* _Task input_:

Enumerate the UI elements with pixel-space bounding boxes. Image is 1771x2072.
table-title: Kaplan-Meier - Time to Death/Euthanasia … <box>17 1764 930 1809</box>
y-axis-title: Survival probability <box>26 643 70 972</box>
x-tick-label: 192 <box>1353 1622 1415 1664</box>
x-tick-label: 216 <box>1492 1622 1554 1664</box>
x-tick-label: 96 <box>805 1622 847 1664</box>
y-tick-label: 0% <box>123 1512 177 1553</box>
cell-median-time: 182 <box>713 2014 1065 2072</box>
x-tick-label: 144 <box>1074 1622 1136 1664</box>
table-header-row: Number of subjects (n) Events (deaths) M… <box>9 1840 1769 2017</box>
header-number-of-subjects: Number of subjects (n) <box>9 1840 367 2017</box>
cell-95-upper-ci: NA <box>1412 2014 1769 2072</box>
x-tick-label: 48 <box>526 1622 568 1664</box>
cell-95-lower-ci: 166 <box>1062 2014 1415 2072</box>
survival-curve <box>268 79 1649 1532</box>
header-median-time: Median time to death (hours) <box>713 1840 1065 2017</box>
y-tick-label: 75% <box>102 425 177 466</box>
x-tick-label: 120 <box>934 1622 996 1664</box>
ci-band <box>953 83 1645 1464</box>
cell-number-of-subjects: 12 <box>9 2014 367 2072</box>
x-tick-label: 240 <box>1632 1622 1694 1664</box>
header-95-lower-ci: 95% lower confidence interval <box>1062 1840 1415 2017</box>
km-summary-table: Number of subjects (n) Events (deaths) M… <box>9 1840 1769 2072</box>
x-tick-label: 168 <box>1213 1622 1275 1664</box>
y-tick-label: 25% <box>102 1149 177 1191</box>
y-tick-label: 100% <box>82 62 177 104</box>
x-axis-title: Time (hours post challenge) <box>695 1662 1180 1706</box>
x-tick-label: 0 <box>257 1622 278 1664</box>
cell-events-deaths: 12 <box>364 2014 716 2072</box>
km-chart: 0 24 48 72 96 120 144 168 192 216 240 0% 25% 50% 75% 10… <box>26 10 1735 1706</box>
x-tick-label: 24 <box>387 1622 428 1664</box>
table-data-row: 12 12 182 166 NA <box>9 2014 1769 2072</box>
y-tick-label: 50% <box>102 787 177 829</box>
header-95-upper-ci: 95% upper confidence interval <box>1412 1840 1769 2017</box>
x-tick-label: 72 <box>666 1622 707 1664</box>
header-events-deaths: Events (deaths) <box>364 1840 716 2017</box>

* _Written instruction_: Retype every one of the rows above character for character, one line per row, keeping their order.

* _Correct response_:
Enumerate the UI elements with pixel-space bounding boxes. Image is 1771x2072.
table-title: Kaplan-Meier - Time to Death/Euthanasia … <box>17 1764 930 1809</box>
y-axis-title: Survival probability <box>26 643 70 972</box>
x-tick-label: 192 <box>1353 1622 1415 1664</box>
x-tick-label: 216 <box>1492 1622 1554 1664</box>
x-tick-label: 96 <box>805 1622 847 1664</box>
y-tick-label: 0% <box>123 1512 177 1553</box>
cell-median-time: 182 <box>713 2014 1065 2072</box>
x-tick-label: 144 <box>1074 1622 1136 1664</box>
table-header-row: Number of subjects (n) Events (deaths) M… <box>9 1840 1769 2017</box>
header-number-of-subjects: Number of subjects (n) <box>9 1840 367 2017</box>
cell-95-upper-ci: NA <box>1412 2014 1769 2072</box>
x-tick-label: 48 <box>526 1622 568 1664</box>
cell-95-lower-ci: 166 <box>1062 2014 1415 2072</box>
survival-curve <box>268 79 1649 1532</box>
header-median-time: Median time to death (hours) <box>713 1840 1065 2017</box>
y-tick-label: 75% <box>102 425 177 466</box>
x-tick-label: 120 <box>934 1622 996 1664</box>
ci-band <box>953 83 1645 1464</box>
cell-number-of-subjects: 12 <box>9 2014 367 2072</box>
x-tick-label: 240 <box>1632 1622 1694 1664</box>
header-95-lower-ci: 95% lower confidence interval <box>1062 1840 1415 2017</box>
km-summary-table: Number of subjects (n) Events (deaths) M… <box>9 1840 1769 2072</box>
x-tick-label: 168 <box>1213 1622 1275 1664</box>
y-tick-label: 25% <box>102 1149 177 1191</box>
y-tick-label: 100% <box>82 62 177 104</box>
x-axis-title: Time (hours post challenge) <box>695 1662 1180 1706</box>
x-tick-label: 0 <box>257 1622 278 1664</box>
cell-events-deaths: 12 <box>364 2014 716 2072</box>
km-chart: 0 24 48 72 96 120 144 168 192 216 240 0% 25% 50% 75% 10… <box>26 10 1735 1706</box>
x-tick-label: 24 <box>387 1622 428 1664</box>
table-data-row: 12 12 182 166 NA <box>9 2014 1769 2072</box>
y-tick-label: 50% <box>102 787 177 829</box>
header-95-upper-ci: 95% upper confidence interval <box>1412 1840 1769 2017</box>
x-tick-label: 72 <box>666 1622 707 1664</box>
header-events-deaths: Events (deaths) <box>364 1840 716 2017</box>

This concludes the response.